Start Entries shown
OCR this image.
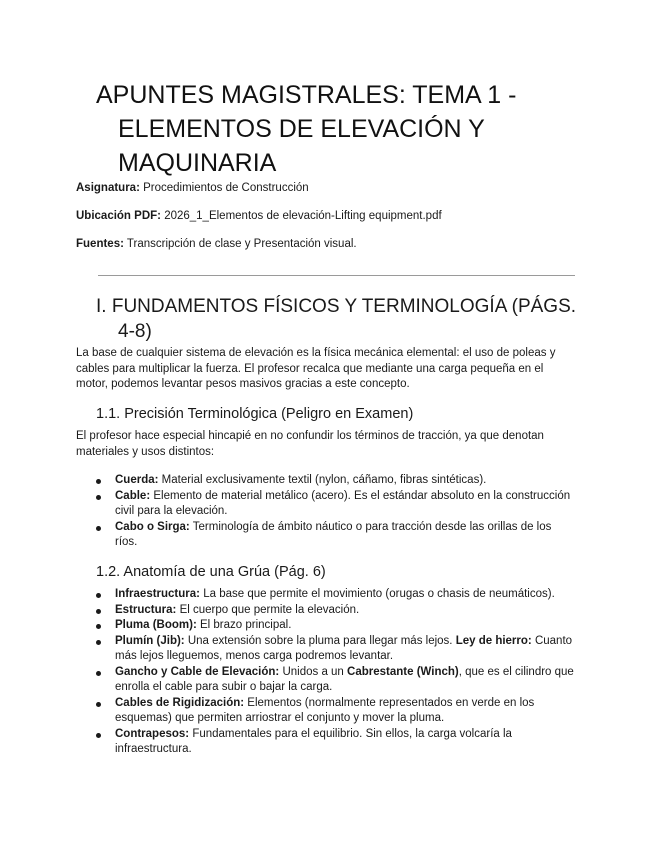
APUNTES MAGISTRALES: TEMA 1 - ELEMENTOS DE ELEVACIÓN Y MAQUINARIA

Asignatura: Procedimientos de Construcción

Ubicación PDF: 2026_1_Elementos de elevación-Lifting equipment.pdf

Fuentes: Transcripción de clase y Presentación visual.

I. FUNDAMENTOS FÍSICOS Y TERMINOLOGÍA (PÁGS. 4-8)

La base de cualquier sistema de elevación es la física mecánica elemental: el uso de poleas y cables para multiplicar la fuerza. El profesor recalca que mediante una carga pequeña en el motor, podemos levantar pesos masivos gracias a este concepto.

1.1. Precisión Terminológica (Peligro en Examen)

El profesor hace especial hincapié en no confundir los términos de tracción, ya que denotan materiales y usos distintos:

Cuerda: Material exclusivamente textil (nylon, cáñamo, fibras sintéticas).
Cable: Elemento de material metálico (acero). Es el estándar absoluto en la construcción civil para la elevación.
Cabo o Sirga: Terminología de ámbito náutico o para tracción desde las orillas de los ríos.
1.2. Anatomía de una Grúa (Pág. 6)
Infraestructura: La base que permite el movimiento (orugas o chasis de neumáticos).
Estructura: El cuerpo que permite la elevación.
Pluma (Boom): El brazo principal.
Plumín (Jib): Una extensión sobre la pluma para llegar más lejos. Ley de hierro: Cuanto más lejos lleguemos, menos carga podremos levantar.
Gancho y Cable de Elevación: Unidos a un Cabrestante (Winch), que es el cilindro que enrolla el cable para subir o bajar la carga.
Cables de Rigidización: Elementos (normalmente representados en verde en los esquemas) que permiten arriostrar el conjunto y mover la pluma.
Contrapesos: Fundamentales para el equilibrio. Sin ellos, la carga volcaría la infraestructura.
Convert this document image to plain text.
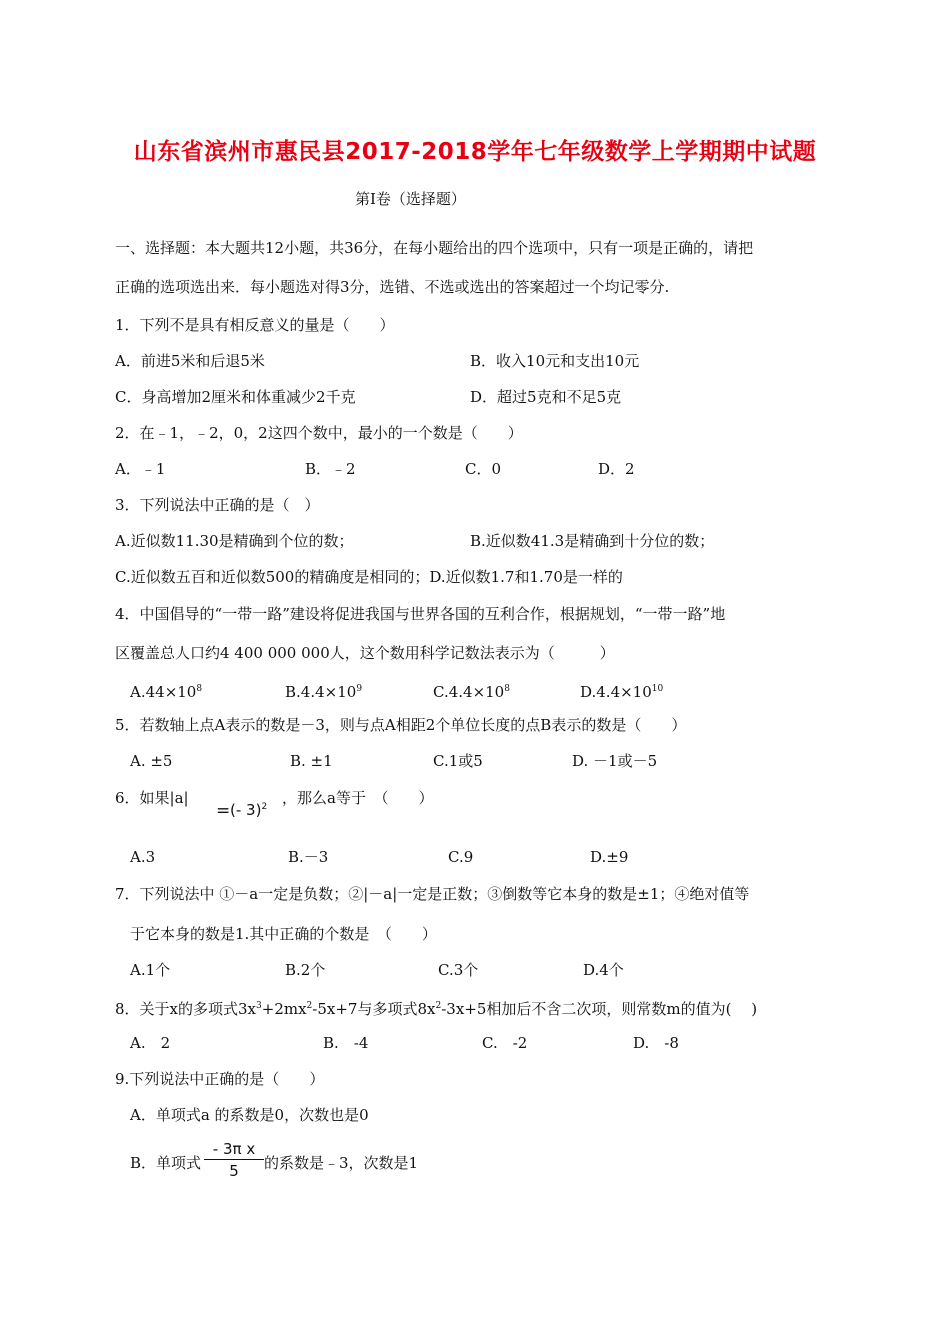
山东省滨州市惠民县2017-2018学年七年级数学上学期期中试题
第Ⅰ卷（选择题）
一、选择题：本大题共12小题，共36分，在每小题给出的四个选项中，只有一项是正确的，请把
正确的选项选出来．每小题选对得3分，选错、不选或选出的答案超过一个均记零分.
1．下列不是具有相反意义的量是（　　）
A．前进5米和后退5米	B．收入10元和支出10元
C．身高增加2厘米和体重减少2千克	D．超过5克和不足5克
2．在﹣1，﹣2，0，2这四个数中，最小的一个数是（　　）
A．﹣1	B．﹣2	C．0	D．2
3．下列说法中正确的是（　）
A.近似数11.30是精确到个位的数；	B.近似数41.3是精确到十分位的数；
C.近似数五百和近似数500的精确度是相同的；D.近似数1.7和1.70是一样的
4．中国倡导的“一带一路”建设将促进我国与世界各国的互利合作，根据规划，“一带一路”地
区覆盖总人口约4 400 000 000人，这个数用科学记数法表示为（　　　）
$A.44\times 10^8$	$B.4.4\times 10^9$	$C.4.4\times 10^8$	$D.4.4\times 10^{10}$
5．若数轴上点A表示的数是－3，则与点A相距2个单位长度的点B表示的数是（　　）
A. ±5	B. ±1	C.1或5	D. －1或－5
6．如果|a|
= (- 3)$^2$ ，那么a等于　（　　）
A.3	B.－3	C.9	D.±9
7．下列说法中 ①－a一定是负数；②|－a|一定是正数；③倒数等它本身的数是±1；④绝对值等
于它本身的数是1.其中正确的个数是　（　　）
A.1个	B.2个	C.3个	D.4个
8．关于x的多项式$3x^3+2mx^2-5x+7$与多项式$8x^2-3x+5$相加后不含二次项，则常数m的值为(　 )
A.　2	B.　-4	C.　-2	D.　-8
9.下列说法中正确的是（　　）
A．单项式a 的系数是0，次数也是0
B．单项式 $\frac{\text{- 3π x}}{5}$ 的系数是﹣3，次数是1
End Entries shown
Start Entries shown
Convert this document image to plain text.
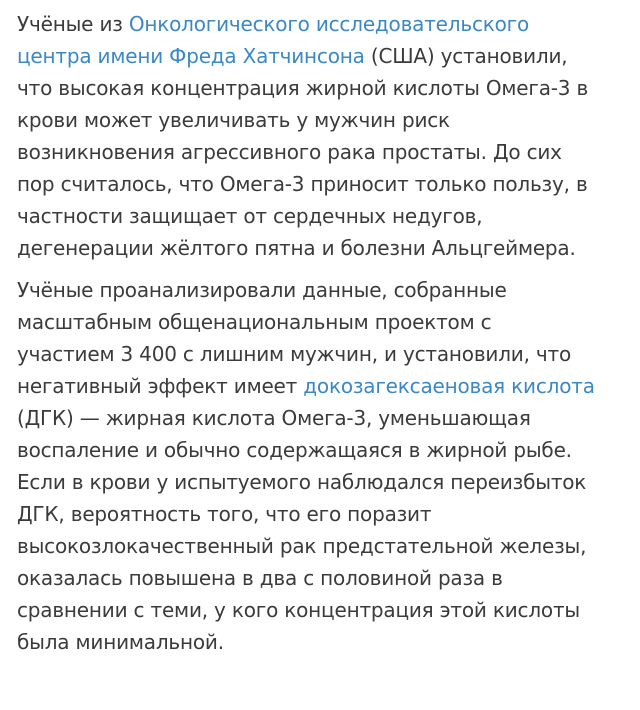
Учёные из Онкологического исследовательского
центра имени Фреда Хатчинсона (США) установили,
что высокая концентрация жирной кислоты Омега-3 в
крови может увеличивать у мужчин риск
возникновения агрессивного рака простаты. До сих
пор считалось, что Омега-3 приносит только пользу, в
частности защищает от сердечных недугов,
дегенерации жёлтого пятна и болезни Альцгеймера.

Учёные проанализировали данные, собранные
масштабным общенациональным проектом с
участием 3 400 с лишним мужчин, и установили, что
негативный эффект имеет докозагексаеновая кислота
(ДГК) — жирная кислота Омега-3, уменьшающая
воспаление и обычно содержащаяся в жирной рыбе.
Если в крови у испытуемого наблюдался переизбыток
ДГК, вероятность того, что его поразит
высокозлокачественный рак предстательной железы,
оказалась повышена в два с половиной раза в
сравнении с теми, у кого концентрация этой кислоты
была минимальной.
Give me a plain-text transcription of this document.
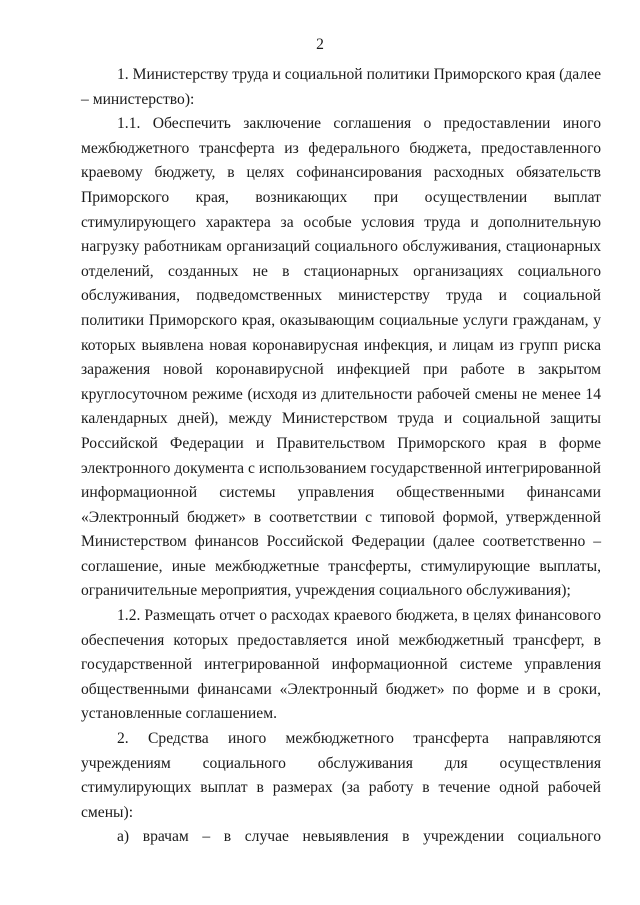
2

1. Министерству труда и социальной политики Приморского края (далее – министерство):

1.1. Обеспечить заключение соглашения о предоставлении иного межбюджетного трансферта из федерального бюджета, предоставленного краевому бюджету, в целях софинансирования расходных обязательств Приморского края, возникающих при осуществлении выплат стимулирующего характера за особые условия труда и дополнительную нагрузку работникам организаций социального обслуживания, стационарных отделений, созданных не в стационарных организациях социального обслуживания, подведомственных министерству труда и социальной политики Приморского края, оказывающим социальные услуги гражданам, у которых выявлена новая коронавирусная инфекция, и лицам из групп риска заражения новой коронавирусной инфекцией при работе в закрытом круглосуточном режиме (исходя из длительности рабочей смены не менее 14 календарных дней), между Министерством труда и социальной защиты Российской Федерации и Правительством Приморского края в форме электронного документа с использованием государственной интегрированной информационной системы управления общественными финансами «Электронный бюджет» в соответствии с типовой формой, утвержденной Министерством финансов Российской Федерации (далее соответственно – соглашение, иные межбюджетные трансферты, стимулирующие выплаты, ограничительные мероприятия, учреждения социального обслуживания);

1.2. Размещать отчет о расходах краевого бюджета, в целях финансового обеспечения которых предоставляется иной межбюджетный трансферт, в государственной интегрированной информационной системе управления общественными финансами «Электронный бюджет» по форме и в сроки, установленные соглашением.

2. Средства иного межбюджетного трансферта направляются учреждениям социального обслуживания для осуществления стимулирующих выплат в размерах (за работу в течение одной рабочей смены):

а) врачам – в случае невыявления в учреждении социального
End Entries shown
Exercise description
State how many lines in the records above contain the word "Учёные", giving only the number.

Result below
2